YOUR TASK
From the records, pick out and copy each line containing "functions".

INFORMATION SHOWN
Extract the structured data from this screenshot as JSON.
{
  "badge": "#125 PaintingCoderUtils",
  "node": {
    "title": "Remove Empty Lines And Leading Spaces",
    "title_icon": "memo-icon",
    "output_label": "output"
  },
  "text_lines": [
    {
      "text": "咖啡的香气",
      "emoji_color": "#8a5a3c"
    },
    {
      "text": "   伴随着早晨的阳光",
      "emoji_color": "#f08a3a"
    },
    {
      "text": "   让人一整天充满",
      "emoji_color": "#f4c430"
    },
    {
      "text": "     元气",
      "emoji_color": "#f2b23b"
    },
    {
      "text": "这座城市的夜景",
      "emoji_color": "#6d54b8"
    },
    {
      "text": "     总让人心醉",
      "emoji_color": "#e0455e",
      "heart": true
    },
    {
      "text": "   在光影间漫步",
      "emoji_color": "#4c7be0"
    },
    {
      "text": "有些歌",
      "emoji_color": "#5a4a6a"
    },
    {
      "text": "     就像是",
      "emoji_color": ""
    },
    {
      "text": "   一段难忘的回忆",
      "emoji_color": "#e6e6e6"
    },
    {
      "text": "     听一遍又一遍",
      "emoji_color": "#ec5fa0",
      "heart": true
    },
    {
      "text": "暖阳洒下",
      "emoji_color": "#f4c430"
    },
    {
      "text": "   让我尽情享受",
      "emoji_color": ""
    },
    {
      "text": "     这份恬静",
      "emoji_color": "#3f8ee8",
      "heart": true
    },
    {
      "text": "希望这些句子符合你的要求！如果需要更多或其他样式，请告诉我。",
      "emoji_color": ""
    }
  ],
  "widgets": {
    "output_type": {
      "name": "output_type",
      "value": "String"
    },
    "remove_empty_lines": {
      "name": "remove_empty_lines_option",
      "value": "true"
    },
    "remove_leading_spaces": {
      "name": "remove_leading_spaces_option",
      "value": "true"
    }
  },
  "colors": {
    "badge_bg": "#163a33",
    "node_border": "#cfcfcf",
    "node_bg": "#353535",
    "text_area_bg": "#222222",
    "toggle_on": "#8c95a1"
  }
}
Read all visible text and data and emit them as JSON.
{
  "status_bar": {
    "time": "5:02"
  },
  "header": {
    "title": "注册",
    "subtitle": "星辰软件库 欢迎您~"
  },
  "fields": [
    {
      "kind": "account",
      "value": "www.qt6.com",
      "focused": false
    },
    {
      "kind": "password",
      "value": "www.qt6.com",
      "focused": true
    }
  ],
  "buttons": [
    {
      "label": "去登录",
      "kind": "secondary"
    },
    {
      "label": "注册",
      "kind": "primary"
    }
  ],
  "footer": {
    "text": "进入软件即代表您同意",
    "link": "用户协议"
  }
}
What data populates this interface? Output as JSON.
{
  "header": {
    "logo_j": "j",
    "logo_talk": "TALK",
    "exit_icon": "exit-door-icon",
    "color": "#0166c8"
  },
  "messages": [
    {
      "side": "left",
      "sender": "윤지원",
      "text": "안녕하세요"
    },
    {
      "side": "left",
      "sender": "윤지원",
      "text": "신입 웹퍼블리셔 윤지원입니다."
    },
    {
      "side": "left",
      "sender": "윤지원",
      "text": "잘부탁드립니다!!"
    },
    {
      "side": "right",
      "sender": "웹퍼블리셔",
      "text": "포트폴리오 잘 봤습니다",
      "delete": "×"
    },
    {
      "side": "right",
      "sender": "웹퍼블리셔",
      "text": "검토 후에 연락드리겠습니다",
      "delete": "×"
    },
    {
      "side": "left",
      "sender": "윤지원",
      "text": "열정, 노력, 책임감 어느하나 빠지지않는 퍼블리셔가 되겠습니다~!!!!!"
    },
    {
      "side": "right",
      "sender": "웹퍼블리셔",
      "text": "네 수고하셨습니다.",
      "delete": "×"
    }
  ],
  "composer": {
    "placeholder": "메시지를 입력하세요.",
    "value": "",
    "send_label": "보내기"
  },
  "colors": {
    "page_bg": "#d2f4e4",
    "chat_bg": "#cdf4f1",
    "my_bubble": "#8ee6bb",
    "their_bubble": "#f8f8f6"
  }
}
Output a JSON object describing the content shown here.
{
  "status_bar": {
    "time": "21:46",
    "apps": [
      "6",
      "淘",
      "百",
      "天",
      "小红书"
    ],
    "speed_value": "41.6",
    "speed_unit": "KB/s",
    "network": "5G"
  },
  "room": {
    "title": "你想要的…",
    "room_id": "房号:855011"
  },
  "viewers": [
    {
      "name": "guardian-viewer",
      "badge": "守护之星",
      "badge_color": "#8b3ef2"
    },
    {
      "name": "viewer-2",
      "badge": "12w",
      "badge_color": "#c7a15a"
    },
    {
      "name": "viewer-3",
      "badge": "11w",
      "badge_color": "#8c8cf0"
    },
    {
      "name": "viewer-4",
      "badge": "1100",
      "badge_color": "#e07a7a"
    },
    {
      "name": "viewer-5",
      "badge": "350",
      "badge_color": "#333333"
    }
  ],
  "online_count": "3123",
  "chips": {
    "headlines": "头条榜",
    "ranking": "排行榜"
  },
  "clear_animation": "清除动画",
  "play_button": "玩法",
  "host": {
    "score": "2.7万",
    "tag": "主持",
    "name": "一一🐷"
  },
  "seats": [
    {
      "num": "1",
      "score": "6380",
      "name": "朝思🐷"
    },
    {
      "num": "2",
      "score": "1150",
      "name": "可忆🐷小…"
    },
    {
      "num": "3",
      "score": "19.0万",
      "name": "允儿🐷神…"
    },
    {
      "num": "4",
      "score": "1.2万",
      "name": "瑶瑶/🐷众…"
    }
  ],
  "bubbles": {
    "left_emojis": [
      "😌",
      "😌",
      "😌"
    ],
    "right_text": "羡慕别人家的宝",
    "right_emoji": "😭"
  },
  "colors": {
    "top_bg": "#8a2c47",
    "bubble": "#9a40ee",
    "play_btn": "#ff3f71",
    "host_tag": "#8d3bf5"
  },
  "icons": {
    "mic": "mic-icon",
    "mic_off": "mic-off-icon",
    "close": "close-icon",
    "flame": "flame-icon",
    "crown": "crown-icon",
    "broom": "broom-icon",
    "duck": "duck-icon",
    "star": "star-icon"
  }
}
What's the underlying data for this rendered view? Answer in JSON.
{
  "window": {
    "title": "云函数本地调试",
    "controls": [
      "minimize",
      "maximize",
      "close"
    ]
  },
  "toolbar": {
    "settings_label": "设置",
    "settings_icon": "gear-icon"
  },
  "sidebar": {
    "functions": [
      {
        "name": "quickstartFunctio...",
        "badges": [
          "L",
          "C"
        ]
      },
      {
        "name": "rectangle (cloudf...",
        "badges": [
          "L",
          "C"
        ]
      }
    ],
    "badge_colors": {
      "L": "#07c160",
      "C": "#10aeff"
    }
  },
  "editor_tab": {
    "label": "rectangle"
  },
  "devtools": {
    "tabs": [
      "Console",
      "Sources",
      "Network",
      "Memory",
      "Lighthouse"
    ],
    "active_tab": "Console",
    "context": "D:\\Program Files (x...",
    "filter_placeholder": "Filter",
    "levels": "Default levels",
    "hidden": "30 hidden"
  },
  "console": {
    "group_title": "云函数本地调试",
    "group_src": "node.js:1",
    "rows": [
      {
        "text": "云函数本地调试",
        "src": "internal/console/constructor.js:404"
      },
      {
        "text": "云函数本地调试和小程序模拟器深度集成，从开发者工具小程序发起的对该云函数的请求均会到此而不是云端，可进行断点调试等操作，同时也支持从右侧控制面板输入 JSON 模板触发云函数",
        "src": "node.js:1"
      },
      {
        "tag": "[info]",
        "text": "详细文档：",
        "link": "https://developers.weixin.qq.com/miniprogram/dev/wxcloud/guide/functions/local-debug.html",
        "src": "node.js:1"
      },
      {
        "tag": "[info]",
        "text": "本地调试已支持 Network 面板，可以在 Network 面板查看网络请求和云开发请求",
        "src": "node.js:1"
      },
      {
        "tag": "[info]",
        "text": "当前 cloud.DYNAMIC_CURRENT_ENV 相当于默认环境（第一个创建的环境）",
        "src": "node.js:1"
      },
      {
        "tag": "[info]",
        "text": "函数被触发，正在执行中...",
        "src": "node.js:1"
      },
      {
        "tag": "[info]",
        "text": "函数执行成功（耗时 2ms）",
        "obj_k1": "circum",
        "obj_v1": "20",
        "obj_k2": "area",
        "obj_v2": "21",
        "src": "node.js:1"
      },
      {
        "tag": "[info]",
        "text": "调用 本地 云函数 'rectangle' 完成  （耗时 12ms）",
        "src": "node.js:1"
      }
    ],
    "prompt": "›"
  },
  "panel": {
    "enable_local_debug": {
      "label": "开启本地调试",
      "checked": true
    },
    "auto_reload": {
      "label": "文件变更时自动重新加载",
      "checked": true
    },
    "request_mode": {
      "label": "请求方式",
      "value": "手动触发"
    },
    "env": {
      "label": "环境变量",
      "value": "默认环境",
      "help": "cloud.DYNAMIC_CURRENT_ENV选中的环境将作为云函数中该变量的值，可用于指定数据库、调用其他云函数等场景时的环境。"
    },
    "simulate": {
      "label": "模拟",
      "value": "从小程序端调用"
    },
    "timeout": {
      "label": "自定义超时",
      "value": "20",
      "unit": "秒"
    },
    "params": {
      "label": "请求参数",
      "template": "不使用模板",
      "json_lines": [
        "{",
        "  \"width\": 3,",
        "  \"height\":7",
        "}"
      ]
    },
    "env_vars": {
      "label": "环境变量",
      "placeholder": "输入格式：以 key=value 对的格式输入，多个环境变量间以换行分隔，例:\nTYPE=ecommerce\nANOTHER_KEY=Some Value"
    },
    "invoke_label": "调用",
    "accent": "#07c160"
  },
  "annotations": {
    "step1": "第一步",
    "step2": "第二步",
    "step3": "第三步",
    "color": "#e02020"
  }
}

CORRECT RESPONSE
    "functions": [
        "link": "https://developers.weixin.qq.com/miniprogram/dev/wxcloud/guide/functions/local-debug.html",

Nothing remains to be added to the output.